▶ [Requirements] Locate the word "screenshot" in the material, then show every line that holds it.

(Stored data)

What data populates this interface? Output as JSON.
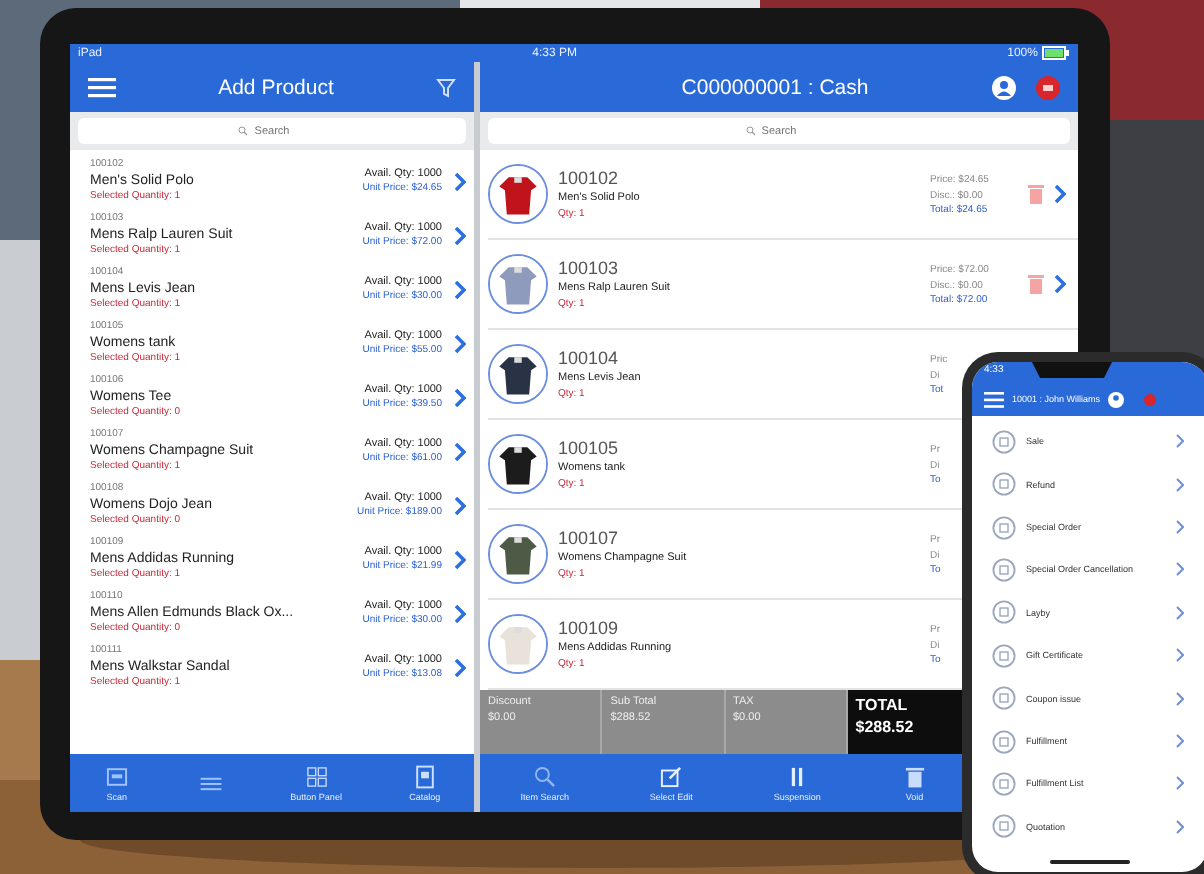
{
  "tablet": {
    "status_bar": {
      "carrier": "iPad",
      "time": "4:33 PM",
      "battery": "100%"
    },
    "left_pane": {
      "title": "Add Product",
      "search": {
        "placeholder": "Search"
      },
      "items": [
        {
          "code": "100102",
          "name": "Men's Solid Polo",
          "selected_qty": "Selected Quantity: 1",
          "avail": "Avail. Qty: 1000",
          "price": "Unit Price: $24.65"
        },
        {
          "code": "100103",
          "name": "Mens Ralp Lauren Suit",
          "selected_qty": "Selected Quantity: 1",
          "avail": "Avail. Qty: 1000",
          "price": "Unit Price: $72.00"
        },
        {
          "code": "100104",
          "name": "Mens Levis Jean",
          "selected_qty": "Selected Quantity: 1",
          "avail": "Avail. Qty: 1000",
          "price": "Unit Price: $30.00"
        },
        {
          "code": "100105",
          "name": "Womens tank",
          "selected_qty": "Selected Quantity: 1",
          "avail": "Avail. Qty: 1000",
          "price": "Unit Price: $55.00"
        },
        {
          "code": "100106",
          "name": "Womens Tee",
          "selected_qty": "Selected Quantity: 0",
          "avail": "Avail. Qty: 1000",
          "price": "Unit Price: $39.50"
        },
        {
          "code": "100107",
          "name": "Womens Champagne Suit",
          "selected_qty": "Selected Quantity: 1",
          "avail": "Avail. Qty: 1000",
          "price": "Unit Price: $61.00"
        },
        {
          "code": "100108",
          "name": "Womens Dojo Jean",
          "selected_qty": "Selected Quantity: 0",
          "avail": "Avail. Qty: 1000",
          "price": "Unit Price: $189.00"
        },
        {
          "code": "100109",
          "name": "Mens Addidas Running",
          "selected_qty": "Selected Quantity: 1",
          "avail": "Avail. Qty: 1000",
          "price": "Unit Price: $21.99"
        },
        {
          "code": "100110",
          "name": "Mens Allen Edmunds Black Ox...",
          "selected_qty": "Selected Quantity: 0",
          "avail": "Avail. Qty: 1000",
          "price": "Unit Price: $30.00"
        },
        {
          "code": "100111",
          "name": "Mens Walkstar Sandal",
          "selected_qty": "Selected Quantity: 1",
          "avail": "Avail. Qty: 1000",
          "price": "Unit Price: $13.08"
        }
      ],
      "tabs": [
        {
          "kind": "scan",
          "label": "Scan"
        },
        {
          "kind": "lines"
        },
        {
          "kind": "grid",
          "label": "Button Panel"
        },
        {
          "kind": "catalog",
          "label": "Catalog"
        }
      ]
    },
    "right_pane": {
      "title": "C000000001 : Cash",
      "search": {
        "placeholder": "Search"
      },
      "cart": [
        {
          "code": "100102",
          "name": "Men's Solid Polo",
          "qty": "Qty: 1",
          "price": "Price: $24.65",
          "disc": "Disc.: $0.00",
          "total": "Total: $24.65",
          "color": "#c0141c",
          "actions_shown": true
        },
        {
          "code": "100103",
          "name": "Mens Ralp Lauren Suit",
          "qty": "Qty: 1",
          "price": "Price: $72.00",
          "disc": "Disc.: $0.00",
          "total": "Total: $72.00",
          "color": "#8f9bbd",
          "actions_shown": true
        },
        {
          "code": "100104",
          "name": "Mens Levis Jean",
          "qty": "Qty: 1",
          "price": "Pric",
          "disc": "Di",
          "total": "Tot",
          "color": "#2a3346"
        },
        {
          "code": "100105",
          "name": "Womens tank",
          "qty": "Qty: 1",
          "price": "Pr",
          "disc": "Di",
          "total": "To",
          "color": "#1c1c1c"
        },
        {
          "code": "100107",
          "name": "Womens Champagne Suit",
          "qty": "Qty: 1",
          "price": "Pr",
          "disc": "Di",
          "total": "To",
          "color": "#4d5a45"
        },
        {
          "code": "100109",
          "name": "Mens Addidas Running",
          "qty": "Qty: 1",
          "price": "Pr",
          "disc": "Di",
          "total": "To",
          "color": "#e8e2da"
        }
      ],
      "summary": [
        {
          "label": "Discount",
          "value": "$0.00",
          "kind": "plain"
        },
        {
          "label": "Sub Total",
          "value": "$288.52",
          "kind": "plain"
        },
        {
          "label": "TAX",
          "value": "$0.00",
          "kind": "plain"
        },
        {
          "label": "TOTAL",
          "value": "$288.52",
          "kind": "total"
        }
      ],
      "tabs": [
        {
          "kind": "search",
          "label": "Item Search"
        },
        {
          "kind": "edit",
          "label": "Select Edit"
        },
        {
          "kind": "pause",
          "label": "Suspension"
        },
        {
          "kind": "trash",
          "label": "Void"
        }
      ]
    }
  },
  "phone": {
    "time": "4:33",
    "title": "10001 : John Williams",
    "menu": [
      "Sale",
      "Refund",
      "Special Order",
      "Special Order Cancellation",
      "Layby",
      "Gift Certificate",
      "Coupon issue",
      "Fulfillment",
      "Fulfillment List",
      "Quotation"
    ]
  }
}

* * *

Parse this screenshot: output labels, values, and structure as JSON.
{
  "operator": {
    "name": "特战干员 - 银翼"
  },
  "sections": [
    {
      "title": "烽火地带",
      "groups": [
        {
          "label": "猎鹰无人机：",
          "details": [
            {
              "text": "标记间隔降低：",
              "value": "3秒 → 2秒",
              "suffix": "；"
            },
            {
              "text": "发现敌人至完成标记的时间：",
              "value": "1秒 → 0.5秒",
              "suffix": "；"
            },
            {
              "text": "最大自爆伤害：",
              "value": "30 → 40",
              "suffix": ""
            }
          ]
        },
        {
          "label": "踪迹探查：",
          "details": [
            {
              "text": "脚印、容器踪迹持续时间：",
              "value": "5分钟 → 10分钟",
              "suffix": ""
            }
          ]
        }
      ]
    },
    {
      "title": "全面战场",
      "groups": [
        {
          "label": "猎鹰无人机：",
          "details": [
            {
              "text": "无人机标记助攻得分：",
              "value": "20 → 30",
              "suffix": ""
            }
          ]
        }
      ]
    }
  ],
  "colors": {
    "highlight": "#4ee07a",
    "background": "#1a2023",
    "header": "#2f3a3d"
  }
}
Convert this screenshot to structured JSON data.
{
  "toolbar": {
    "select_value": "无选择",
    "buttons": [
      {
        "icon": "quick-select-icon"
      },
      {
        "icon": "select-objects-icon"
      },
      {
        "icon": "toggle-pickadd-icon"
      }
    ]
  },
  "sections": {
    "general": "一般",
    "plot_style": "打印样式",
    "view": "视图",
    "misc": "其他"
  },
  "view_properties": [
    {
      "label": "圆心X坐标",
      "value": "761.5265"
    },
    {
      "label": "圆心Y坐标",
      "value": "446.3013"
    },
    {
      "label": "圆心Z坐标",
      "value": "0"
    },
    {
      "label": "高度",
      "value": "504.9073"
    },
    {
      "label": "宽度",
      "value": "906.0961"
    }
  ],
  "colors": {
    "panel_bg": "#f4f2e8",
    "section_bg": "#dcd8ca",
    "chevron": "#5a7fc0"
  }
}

...

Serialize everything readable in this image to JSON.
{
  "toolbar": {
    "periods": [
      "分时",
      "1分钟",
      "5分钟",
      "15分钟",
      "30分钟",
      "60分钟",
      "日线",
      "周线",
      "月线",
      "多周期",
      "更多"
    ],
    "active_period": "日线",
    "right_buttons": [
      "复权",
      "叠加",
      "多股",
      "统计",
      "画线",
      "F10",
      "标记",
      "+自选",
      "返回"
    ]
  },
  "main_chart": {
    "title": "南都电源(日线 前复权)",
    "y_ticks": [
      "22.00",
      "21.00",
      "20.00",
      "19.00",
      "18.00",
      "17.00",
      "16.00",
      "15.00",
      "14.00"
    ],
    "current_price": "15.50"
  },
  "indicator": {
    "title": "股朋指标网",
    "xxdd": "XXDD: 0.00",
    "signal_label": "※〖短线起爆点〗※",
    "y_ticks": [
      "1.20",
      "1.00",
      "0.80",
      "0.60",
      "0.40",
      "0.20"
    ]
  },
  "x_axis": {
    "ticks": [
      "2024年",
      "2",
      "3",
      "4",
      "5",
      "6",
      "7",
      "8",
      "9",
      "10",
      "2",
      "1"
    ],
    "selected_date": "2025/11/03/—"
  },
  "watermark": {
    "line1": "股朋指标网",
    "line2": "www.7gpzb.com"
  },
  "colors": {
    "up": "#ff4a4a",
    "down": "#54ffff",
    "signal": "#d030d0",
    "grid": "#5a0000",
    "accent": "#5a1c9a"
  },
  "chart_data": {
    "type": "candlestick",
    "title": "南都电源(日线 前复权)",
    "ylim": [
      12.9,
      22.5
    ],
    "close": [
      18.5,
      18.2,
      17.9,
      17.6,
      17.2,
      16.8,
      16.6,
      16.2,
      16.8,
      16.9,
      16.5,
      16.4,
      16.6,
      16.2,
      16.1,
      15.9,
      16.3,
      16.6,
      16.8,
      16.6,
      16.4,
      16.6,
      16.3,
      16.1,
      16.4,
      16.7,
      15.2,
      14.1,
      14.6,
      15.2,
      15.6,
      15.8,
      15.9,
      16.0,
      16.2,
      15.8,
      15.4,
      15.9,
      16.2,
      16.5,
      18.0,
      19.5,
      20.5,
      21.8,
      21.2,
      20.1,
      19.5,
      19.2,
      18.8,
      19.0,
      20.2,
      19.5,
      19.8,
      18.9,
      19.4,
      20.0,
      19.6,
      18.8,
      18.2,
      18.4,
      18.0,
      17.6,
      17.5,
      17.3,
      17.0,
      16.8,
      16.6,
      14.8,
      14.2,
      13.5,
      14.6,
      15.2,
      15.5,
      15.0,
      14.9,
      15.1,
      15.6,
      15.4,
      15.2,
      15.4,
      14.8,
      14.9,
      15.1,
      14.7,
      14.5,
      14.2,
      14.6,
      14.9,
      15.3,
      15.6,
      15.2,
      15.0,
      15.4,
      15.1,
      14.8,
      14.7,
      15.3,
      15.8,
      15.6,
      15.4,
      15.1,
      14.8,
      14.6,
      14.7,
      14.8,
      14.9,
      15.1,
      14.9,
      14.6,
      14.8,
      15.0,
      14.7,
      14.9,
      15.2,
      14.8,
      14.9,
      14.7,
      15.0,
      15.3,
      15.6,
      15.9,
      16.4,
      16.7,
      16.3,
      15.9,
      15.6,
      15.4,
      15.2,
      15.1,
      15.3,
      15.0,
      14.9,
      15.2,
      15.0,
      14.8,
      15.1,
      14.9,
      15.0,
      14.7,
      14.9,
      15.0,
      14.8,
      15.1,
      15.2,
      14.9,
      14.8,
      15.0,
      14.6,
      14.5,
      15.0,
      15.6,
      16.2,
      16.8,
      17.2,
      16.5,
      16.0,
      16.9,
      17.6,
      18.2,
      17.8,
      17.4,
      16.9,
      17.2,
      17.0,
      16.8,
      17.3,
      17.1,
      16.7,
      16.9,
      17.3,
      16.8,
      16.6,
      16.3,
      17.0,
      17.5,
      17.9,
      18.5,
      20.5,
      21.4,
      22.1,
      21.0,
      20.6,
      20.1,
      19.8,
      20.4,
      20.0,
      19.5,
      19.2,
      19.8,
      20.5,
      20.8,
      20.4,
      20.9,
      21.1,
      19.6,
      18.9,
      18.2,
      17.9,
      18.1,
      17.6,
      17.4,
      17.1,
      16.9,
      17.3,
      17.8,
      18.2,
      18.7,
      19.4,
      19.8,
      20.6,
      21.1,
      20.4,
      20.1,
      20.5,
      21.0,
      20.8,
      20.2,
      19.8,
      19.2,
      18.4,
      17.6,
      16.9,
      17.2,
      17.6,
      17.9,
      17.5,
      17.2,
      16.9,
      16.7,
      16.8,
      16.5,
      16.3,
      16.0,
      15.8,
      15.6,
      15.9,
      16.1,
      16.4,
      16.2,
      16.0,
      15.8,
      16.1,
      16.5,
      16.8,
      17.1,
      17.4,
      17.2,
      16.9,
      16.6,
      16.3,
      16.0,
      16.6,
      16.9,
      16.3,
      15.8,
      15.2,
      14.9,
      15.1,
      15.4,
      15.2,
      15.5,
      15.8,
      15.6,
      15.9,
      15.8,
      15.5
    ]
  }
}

▶ [Completed task]
Parse this screenshot: output labels, values, and structure as JSON.
Convert this screenshot to structured JSON data.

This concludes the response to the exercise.